§ **Stated goal a**
Answer these questions from the passage on The Bridge on the River Kwai:
(i) Which war film did Peter Biskind single out as doing a bit more?
(ii) Out of how many Oscar nominations did the film win seven?
(iii) Which two films was Lean offered in the aftermath?

== Given text

Peter Biskind classed The Bridge on the River Kwai among a new crop of ’50s war films that “content themselves with mildly questioning militarism or fell back on comfortable war-is-hell humanism” (he singled out Paths of Glory as doing a bit more). Time Out’s Phil Hardy regarded it as “A classic example of a film that fudges the issues it raises… the film’s success also marked the end of Lean as a director and the beginnings of American-financed ‘British’ films”. It’s a shame he didn’t elaborate. As for the end of Lean as director, there’s undoubtedly a view – one Kael held – that his transition to epic filmmaker was not a good thing; I tend to the position that it simply meant he needed material – and a cast – that fitted such scale, which wasn’t always so easy to come by.
The Bridge on the River Kwai went on to win seven of eight Oscar nominations, including Picture, Director, Actor and Screenplay (its sole miss was Hayakawa for Supporting Actor; Red Buttons won for Sayonara). The screenplay was controversial, of course, as the winning Boulle had no involvement; Wilson and Foreman were both blacklisted at the time, and Boulle had already denied any contribution at BAFTAs; in 1985 Wilson and Foreman’s widows accepted Oscars posthumously (while Lean fiercely rebuked Foreman’s merit, Brownlow considers this position was unfair). Lean was the first Briton to win the Best Director Oscar; that he didn’t also earn the BAFTA was down to there being no such category at that time, but it took both Best Film and Best British Film, along with Actor and Screenplay.
In the aftermath, Lean was offered both Spartacus and Mutiny on the Bounty. And curiously, the Ben-Hurchariot race, with credit. It would be five years until his next film arrived, during which time Gandhi came and went (it would undoubtedly have been much more “epic” than Sir Dickie’s). His new appetite for scale would be topped with Lawrence of Arabia (Miles Mathis deduced Lean was related to TE; with such reasoning, Mathis would likely discover he was also related to Mountbatten). Thereafter, well, the vistas would never quite match the characters.

====

§ **Stated goal b**
In the rows below, retype the part that opens with the line containing "x-tick-label: 24 [1182, 1316, 1210, 1341]" and closes with the line containing "data-point [360, 896, 372, 908]". Include both of those lines.

== Working data

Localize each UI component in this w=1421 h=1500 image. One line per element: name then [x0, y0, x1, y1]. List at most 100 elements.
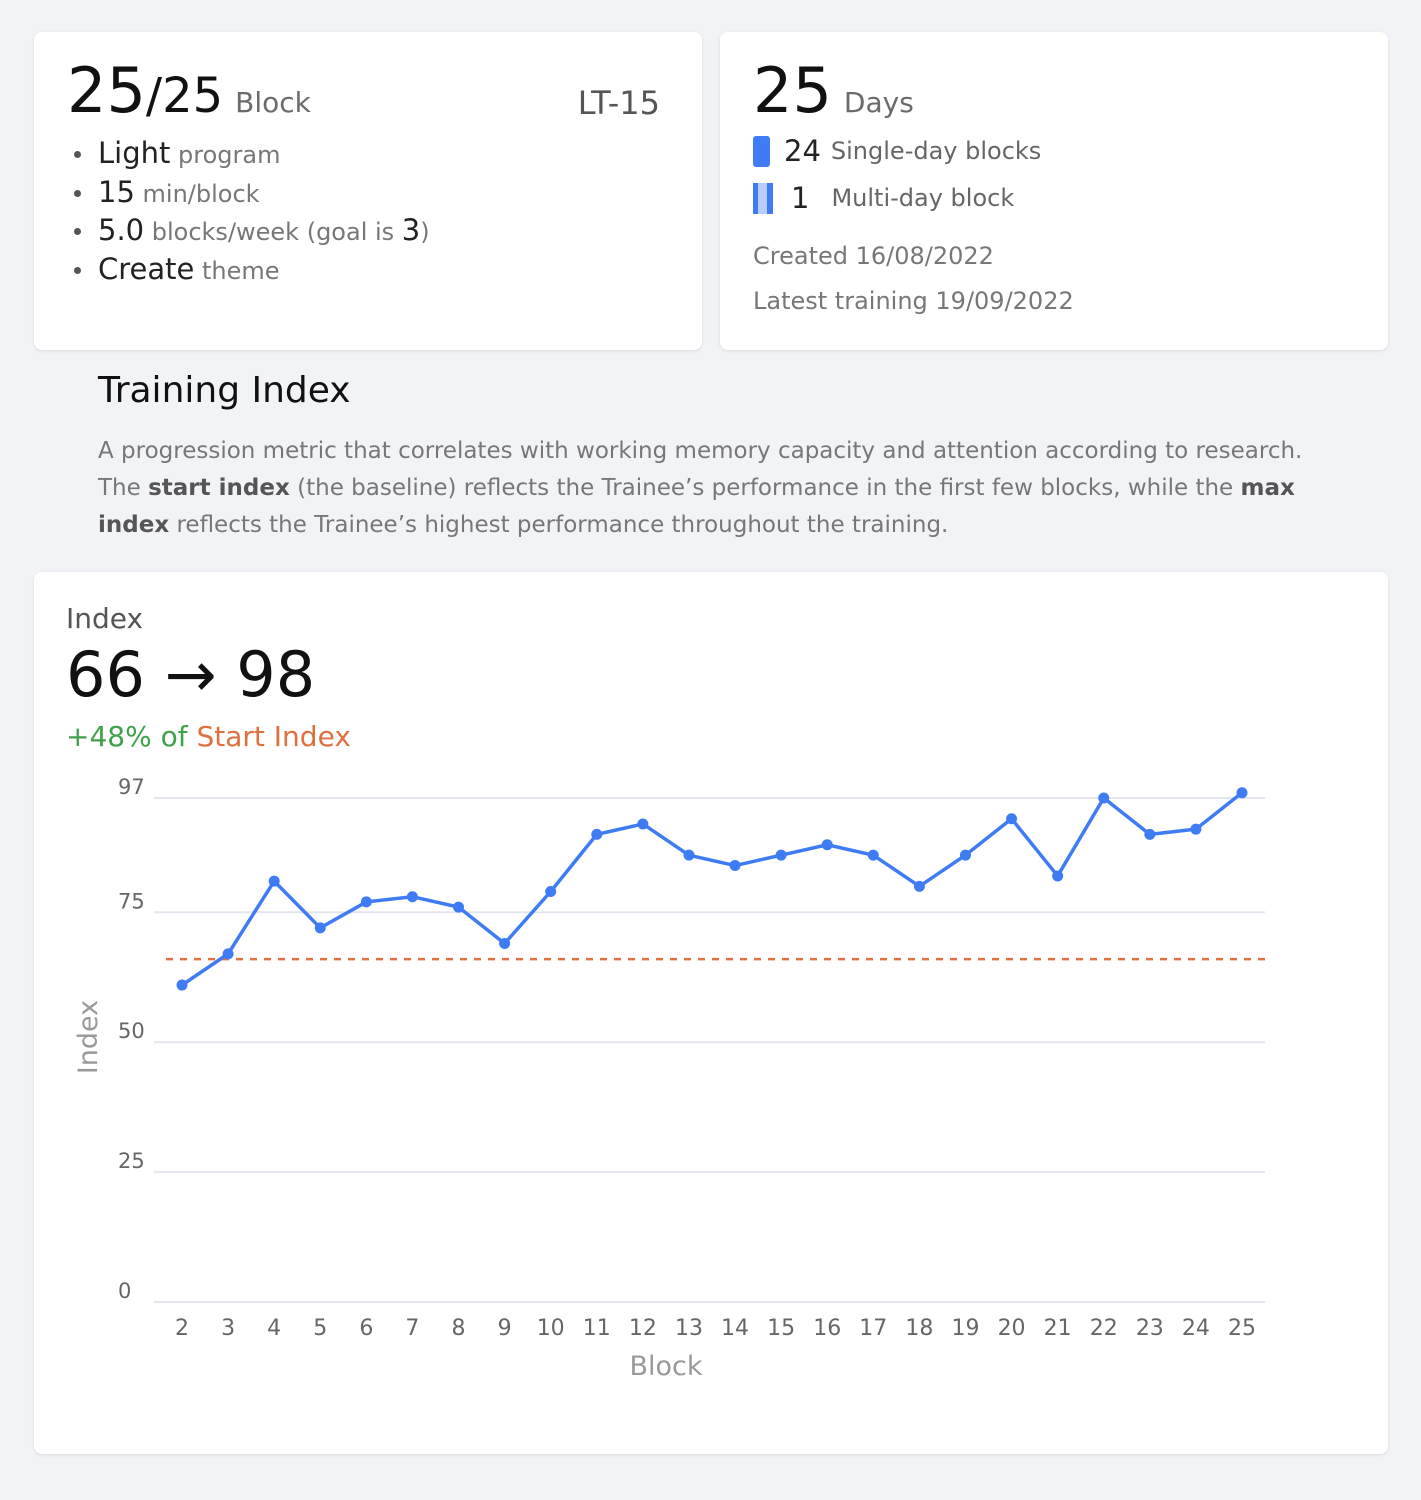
x-tick-label: 24 [1182, 1316, 1210, 1341]
y-tick-label: 50 [118, 1019, 145, 1043]
data-point [453, 901, 465, 913]
data-point [1190, 823, 1202, 835]
data-point [775, 849, 787, 861]
y-tick-label: 97 [118, 775, 145, 799]
list-item-theme: Create theme [74, 251, 430, 291]
data-point [360, 896, 372, 908]
data-point [821, 839, 833, 851]
single-day-stat: 24 Single-day blocks [753, 134, 1041, 168]
description-text: A progression metric that correlates wit… [98, 438, 1303, 501]
duration-value: 15 [98, 174, 135, 209]
program-details-list: Light program 15 min/block 5.0 blocks/we… [74, 136, 430, 291]
created-date: Created 16/08/2022 [753, 242, 994, 270]
x-axis-title: Block [629, 1351, 702, 1382]
x-tick-label: 5 [313, 1316, 327, 1341]
days-unit: Days [843, 86, 914, 119]
data-point [959, 849, 971, 861]
data-point [268, 875, 280, 887]
improvement-percent: +48% of [66, 720, 188, 753]
section-title: Training Index [98, 370, 351, 411]
program-name: Light [98, 136, 171, 170]
index-chart-card: Index 66 → 98 +48% of Start Index 0 25 50 7… [34, 572, 1388, 1454]
data-point [1052, 870, 1064, 882]
block-current: 25 [67, 54, 146, 127]
x-tick-label: 23 [1136, 1316, 1164, 1341]
start-index-term: start index [148, 475, 290, 501]
single-day-swatch-icon [753, 135, 770, 167]
data-point [545, 886, 557, 898]
x-tick-label: 18 [905, 1316, 933, 1341]
x-tick-label: 3 [221, 1316, 235, 1341]
y-tick-label: 75 [118, 889, 145, 913]
x-tick-label: 17 [859, 1316, 887, 1341]
x-tick-label: 13 [675, 1316, 703, 1341]
single-day-label: Single-day blocks [830, 137, 1042, 165]
x-tick-label: 9 [498, 1316, 512, 1341]
x-tick-label: 16 [813, 1316, 841, 1341]
days-count: 25 Days [753, 60, 914, 122]
improvement-text: +48% of Start Index [66, 720, 351, 753]
block-unit: Block [235, 86, 311, 119]
x-tick-label: 21 [1044, 1316, 1072, 1341]
program-code: LT-15 [577, 84, 660, 122]
x-tick-label: 11 [583, 1316, 611, 1341]
data-point [591, 828, 603, 840]
theme-label: theme [194, 256, 280, 285]
x-tick-label: 12 [629, 1316, 657, 1341]
multi-day-label: Multi-day block [831, 184, 1015, 212]
data-point [176, 979, 188, 991]
x-tick-label: 7 [405, 1316, 419, 1341]
x-tick-label: 2 [175, 1316, 189, 1341]
index-series-line [181, 791, 1244, 987]
x-tick-label: 20 [998, 1316, 1026, 1341]
y-tick-label: 0 [118, 1279, 131, 1303]
single-day-count: 24 [784, 134, 821, 168]
x-tick-label: 15 [767, 1316, 795, 1341]
x-tick-label: 14 [721, 1316, 749, 1341]
data-point [1098, 792, 1110, 804]
data-point [222, 948, 234, 960]
x-tick-label: 25 [1228, 1316, 1256, 1341]
x-tick-label: 4 [267, 1316, 281, 1341]
block-total: /25 [145, 68, 224, 124]
block-summary-card: 25 /25 Block LT-15 Light program 15 min/… [34, 32, 702, 350]
index-value: 66 → 98 [66, 638, 316, 711]
data-point [1006, 813, 1018, 825]
program-label: program [170, 141, 281, 169]
description-text: reflects the Trainee’s highest performan… [169, 512, 949, 538]
days-summary-card: 25 Days 24 Single-day blocks 1 Multi-day… [720, 32, 1388, 350]
data-point [637, 818, 649, 830]
data-point [499, 937, 511, 949]
y-tick-label: 25 [118, 1149, 145, 1173]
max-index-term: max index [98, 475, 1295, 538]
x-tick-label: 8 [452, 1316, 466, 1341]
x-tick-label: 10 [537, 1316, 565, 1341]
data-point [406, 891, 418, 903]
list-item-duration: 15 min/block [74, 174, 430, 214]
index-label: Index [66, 602, 144, 635]
multi-day-swatch-icon [753, 182, 773, 214]
description-text: (the baseline) reflects the Trainee’s pe… [289, 475, 1241, 501]
data-point [1144, 828, 1156, 840]
theme-value: Create [98, 251, 195, 286]
frequency-tail: ) [420, 218, 430, 246]
block-count: 25 /25 Block [67, 60, 311, 122]
days-value: 25 [753, 54, 832, 127]
frequency-label: blocks/week (goal is [144, 218, 402, 246]
data-point [683, 849, 695, 861]
list-item-frequency: 5.0 blocks/week (goal is 3) [74, 213, 430, 252]
improvement-reference: Start Index [196, 720, 351, 753]
data-point [867, 849, 879, 861]
duration-label: min/block [134, 179, 260, 208]
section-description: A progression metric that correlates wit… [98, 433, 1328, 544]
x-tick-label: 19 [951, 1316, 979, 1341]
list-item-program: Light program [74, 136, 430, 175]
multi-day-count: 1 [791, 181, 810, 215]
multi-day-stat: 1 Multi-day block [753, 181, 1014, 215]
latest-training-date: Latest training 19/09/2022 [753, 287, 1074, 315]
data-point [913, 880, 925, 892]
data-point [729, 860, 741, 872]
y-axis-title: Index [73, 1000, 104, 1074]
x-tick-label: 6 [359, 1316, 373, 1341]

====

§ **Task solution a**
(i) Paths of Glory
(ii) Eight
(iii) Spartacus and Mutiny on the Bounty

§ **Task solution b**
x-tick-label: 24 [1182, 1316, 1210, 1341]
y-tick-label: 50 [118, 1019, 145, 1043]
data-point [453, 901, 465, 913]
data-point [1190, 823, 1202, 835]
data-point [775, 849, 787, 861]
y-tick-label: 97 [118, 775, 145, 799]
list-item-theme: Create theme [74, 251, 430, 291]
data-point [360, 896, 372, 908]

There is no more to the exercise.